# [TASK TO COMPLETE]
Give back the entire listing verbatim.

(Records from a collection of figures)
## START
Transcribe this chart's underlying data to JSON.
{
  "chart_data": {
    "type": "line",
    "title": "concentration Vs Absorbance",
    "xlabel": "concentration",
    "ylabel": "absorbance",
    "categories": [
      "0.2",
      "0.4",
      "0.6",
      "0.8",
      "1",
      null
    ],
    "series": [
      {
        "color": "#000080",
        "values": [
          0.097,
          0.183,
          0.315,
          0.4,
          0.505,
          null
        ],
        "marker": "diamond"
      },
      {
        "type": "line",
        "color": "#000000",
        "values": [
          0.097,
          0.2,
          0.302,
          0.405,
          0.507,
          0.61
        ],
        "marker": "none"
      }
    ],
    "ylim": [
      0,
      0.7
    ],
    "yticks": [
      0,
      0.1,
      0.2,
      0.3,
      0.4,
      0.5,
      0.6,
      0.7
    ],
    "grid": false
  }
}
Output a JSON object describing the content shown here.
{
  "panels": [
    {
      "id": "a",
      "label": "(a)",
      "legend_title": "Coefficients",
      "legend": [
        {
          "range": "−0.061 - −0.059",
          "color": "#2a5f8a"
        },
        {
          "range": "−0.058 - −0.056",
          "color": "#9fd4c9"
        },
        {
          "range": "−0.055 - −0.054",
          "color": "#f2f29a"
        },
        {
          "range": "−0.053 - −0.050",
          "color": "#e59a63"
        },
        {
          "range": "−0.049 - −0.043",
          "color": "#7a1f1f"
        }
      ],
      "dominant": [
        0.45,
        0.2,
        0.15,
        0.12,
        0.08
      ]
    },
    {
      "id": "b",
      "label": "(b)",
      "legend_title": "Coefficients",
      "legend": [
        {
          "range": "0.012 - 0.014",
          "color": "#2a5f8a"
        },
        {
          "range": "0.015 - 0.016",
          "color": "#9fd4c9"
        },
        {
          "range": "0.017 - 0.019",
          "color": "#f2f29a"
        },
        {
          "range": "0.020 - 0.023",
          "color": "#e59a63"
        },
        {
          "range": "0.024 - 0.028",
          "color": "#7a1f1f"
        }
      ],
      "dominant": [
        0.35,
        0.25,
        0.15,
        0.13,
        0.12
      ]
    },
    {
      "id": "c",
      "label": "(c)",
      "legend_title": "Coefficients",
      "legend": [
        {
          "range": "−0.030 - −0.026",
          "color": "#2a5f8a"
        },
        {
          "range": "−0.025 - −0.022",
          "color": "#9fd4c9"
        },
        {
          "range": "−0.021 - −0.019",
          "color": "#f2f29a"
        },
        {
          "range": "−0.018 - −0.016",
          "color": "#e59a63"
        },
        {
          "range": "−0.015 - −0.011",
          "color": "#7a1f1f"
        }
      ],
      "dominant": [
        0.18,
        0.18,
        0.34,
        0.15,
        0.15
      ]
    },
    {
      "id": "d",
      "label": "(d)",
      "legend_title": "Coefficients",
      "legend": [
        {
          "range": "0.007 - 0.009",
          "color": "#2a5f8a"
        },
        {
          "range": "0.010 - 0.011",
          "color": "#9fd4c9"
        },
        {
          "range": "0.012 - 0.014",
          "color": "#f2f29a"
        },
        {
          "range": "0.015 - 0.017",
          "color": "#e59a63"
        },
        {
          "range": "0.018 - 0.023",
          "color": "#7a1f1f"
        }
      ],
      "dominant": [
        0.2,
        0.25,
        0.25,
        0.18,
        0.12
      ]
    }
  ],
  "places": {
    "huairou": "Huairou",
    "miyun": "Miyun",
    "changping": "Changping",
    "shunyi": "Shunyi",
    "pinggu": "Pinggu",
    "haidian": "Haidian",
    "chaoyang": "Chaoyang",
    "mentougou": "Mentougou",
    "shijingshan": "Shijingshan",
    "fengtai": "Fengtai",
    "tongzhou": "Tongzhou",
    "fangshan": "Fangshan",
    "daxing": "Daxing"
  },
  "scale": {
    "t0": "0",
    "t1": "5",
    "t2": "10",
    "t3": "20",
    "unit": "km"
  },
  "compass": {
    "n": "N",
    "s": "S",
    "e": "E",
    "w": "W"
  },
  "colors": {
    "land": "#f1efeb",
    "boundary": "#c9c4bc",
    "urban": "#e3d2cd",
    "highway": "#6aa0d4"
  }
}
## END
# [SOLUTION TO THIS PROBLEM]
Transcribe this chart's underlying data to JSON.
{
  "chart_data": {
    "type": "line",
    "title": "concentration Vs Absorbance",
    "xlabel": "concentration",
    "ylabel": "absorbance",
    "categories": [
      "0.2",
      "0.4",
      "0.6",
      "0.8",
      "1",
      null
    ],
    "series": [
      {
        "color": "#000080",
        "values": [
          0.097,
          0.183,
          0.315,
          0.4,
          0.505,
          null
        ],
        "marker": "diamond"
      },
      {
        "type": "line",
        "color": "#000000",
        "values": [
          0.097,
          0.2,
          0.302,
          0.405,
          0.507,
          0.61
        ],
        "marker": "none"
      }
    ],
    "ylim": [
      0,
      0.7
    ],
    "yticks": [
      0,
      0.1,
      0.2,
      0.3,
      0.4,
      0.5,
      0.6,
      0.7
    ],
    "grid": false
  }
}
Output a JSON object describing the content shown here.
{
  "panels": [
    {
      "id": "a",
      "label": "(a)",
      "legend_title": "Coefficients",
      "legend": [
        {
          "range": "−0.061 - −0.059",
          "color": "#2a5f8a"
        },
        {
          "range": "−0.058 - −0.056",
          "color": "#9fd4c9"
        },
        {
          "range": "−0.055 - −0.054",
          "color": "#f2f29a"
        },
        {
          "range": "−0.053 - −0.050",
          "color": "#e59a63"
        },
        {
          "range": "−0.049 - −0.043",
          "color": "#7a1f1f"
        }
      ],
      "dominant": [
        0.45,
        0.2,
        0.15,
        0.12,
        0.08
      ]
    },
    {
      "id": "b",
      "label": "(b)",
      "legend_title": "Coefficients",
      "legend": [
        {
          "range": "0.012 - 0.014",
          "color": "#2a5f8a"
        },
        {
          "range": "0.015 - 0.016",
          "color": "#9fd4c9"
        },
        {
          "range": "0.017 - 0.019",
          "color": "#f2f29a"
        },
        {
          "range": "0.020 - 0.023",
          "color": "#e59a63"
        },
        {
          "range": "0.024 - 0.028",
          "color": "#7a1f1f"
        }
      ],
      "dominant": [
        0.35,
        0.25,
        0.15,
        0.13,
        0.12
      ]
    },
    {
      "id": "c",
      "label": "(c)",
      "legend_title": "Coefficients",
      "legend": [
        {
          "range": "−0.030 - −0.026",
          "color": "#2a5f8a"
        },
        {
          "range": "−0.025 - −0.022",
          "color": "#9fd4c9"
        },
        {
          "range": "−0.021 - −0.019",
          "color": "#f2f29a"
        },
        {
          "range": "−0.018 - −0.016",
          "color": "#e59a63"
        },
        {
          "range": "−0.015 - −0.011",
          "color": "#7a1f1f"
        }
      ],
      "dominant": [
        0.18,
        0.18,
        0.34,
        0.15,
        0.15
      ]
    },
    {
      "id": "d",
      "label": "(d)",
      "legend_title": "Coefficients",
      "legend": [
        {
          "range": "0.007 - 0.009",
          "color": "#2a5f8a"
        },
        {
          "range": "0.010 - 0.011",
          "color": "#9fd4c9"
        },
        {
          "range": "0.012 - 0.014",
          "color": "#f2f29a"
        },
        {
          "range": "0.015 - 0.017",
          "color": "#e59a63"
        },
        {
          "range": "0.018 - 0.023",
          "color": "#7a1f1f"
        }
      ],
      "dominant": [
        0.2,
        0.25,
        0.25,
        0.18,
        0.12
      ]
    }
  ],
  "places": {
    "huairou": "Huairou",
    "miyun": "Miyun",
    "changping": "Changping",
    "shunyi": "Shunyi",
    "pinggu": "Pinggu",
    "haidian": "Haidian",
    "chaoyang": "Chaoyang",
    "mentougou": "Mentougou",
    "shijingshan": "Shijingshan",
    "fengtai": "Fengtai",
    "tongzhou": "Tongzhou",
    "fangshan": "Fangshan",
    "daxing": "Daxing"
  },
  "scale": {
    "t0": "0",
    "t1": "5",
    "t2": "10",
    "t3": "20",
    "unit": "km"
  },
  "compass": {
    "n": "N",
    "s": "S",
    "e": "E",
    "w": "W"
  },
  "colors": {
    "land": "#f1efeb",
    "boundary": "#c9c4bc",
    "urban": "#e3d2cd",
    "highway": "#6aa0d4"
  }
}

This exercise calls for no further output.